_DIRECTIONS FOR THIS TASK_:
Extend the review of Harry Potter and the Deathly Hallows past its last paragraph, keeping the same voice.

_PAGE_:
____________________
Kind of late in the day to do a 'deathly' review of Harry Potter and the Deathly Hallows? Or is this the right time, now that the initial euphoria is over, I mean?
Here's a book and a series that has involved the world real-time into a fictional world. In the past ten years, we have kept pace with the author's imagination - happily gone wherever it has led us. I recall coming back from a trip to the US, telling all and sundry here in India, you've got to read Harry Potter. I'd bought five copies of Chamber of Secrets (that was the one out those days) along with Philosopher's Stone, as the de facto gift for everything - birthdays, weddings, home visits, whatever. And trying to explain it was an amazing children's book series though it was me recommending it; also a book for all ages...
JKR's confidence by now, her seventh in the series, borders at an arrogance - that we Harry Potter lovers would be waiting with bated breath, would've read the books in the right order, and know all about Polyjuice Potions, Expelliarmuses, Disillusionment Charms etc. No need to explain and no need to try and come up with any other new surprises that a magical world gives full leeway to its maker to bring about. Recall the amazing idea of Tom Riddle's diary? Pensieve? Time Turner? And in this Deathly Hallows, forget coming up with the new stuff, she seems to have kedged a line off Pulitzer winner Toni Morrison's Tanner lectures of 1988 ( wherein Toni refers to one of her novels as 'Book can be seen to open with its close'). Uh oh...
Kavya Vishwanathan, you are no longer alone. One, a does-not-know-any-better teenager and the other, a nouveau billionaire with a host of secretaries to do the background reading up, and provide the appropriate warnings wherever necessary.
Also why try to keep the book lean and crisp any longer, when the world - mainly consisting of children following the proverbial Pied Piper, fawns over every extra word put in? So we get 600 plus pages of a vista that seems either to take its readership for granted ( it meanders along even while the book seems to move at breakneck speed) or made to order with a Warner Bros. future for itself - wont this Big Battle look great on screen? Same with the Gringotts seige that is suspiciously like an entertainment ride in one of the modern 'Disney Worlds' (can already imagine this ride in the future 'Harry Potter World' coming up). Humour is absent even when the Weasley twins are around - and often, when we are exhorted by the author to LAUGH since the characters on the pages are laughing till their bellies ache or something like that (page 119: they were all laughing so much...) bewildered we smile at the joke that escapes us.
____________________
[Some rows]
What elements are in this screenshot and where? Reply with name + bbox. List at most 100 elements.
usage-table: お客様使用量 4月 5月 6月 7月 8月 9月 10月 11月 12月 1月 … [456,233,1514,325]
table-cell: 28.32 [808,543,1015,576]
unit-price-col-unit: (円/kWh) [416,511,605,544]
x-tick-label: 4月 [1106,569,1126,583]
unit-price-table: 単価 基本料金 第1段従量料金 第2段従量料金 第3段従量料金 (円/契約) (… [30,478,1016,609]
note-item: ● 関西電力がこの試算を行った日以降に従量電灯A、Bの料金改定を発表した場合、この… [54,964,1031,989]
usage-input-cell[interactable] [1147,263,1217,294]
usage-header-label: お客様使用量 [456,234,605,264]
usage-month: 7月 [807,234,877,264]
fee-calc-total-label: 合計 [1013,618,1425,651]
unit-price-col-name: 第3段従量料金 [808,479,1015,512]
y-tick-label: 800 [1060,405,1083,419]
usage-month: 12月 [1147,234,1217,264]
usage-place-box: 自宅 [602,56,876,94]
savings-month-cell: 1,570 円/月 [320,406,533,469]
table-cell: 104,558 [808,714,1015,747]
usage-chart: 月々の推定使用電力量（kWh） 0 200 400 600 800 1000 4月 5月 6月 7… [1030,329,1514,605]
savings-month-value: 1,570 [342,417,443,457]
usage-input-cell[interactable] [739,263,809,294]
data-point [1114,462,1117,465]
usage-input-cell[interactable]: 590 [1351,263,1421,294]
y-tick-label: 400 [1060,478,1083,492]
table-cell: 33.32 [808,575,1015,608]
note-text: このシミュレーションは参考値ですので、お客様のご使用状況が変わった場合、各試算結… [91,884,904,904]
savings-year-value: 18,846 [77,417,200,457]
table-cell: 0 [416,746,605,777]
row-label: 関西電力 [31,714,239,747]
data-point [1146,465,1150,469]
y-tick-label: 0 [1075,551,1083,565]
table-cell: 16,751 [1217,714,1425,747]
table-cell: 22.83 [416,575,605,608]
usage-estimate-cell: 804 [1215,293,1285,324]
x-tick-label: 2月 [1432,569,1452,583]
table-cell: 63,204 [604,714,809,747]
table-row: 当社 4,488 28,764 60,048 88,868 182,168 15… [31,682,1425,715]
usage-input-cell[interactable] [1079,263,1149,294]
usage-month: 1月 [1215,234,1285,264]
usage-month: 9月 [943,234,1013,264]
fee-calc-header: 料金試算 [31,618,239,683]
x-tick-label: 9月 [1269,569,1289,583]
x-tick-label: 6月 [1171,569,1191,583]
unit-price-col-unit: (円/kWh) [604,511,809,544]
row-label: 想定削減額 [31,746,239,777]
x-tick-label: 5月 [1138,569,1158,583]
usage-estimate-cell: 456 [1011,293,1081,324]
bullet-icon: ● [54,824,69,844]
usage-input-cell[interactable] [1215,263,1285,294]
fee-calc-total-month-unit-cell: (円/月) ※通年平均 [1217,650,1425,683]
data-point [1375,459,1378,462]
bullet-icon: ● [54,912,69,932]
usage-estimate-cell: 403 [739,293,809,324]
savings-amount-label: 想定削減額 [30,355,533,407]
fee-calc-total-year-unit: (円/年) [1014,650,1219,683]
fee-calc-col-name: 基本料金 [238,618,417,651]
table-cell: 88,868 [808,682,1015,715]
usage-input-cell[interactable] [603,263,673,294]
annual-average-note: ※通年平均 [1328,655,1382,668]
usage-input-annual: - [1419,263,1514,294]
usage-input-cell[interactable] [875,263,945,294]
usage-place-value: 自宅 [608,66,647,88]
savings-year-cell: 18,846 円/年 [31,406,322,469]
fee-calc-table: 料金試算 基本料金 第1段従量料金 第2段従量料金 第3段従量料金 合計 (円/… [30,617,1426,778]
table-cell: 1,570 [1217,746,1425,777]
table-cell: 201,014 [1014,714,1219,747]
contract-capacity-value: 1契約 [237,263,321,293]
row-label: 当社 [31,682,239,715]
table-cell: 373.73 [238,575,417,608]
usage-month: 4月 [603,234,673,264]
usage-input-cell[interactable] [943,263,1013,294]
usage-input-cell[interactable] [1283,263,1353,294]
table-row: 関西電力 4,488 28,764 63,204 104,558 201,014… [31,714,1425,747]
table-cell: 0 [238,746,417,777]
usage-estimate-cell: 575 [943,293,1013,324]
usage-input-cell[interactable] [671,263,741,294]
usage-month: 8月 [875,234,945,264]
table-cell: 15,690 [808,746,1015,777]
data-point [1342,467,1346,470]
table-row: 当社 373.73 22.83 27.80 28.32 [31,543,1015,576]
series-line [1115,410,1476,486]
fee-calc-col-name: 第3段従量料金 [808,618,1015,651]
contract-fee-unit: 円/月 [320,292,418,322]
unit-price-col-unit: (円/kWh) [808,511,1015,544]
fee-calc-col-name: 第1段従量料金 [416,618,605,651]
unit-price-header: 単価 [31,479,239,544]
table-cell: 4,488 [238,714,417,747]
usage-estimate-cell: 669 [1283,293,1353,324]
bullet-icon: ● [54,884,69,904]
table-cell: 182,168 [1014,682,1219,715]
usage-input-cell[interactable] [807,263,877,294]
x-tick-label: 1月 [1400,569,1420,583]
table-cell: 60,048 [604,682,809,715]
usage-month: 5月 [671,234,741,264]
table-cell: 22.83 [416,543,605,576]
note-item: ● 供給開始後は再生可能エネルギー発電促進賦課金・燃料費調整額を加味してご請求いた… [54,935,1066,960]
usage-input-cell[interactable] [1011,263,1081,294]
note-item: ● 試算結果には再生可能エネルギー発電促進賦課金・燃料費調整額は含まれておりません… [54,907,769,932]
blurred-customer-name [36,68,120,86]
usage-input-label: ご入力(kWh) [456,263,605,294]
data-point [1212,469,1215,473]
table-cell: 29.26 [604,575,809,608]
____________________
_EXERCISE RESULT_:
And she puts Deaths (the capital D is my interpretation), into the story with the attitude of - 'haven't I told the world I am writing for a mature world and not merely for children'? Haphazardly, and helter-skelter. When a Weasley brother dies - come to think of it, one of the ones we loved best all through, it is with this same sanctimonious underlying feeling - did you think I'd leave you to get away scot-free, she seems to be saying to the hapless readers, caught in the throngs of the imagination of a You-Know-Who author who has risen Phoenix-like in the past decade, to capture and ensnare our minds. There is no real mourning for this character. And no naming of children after him either, in the nineteen years later last chapter. With all the other dead guys having got their place in, with the names of the next gen, this most deserving bro is left 'out in the cold'! :-(
A last chapter that seems to have a close-to-reality feel paralleling JKR's personal life - as the brood expands, and the babies start to grow. A fellow blogger Uma Damle has written it well : the unexpectedly expected ending rather than an expectedly unexpected one. Also, wonder what a feminist reading of the book will come up with... Mrs. Weasley, Hermione and Fleur do all the cooking as and when there is any cooking spoken of, and the men - well, they go out to work. Also, in the last chapter, please note, it is men who do the driving, no mention of women, however 'brainy' they may have been through the long journey so far.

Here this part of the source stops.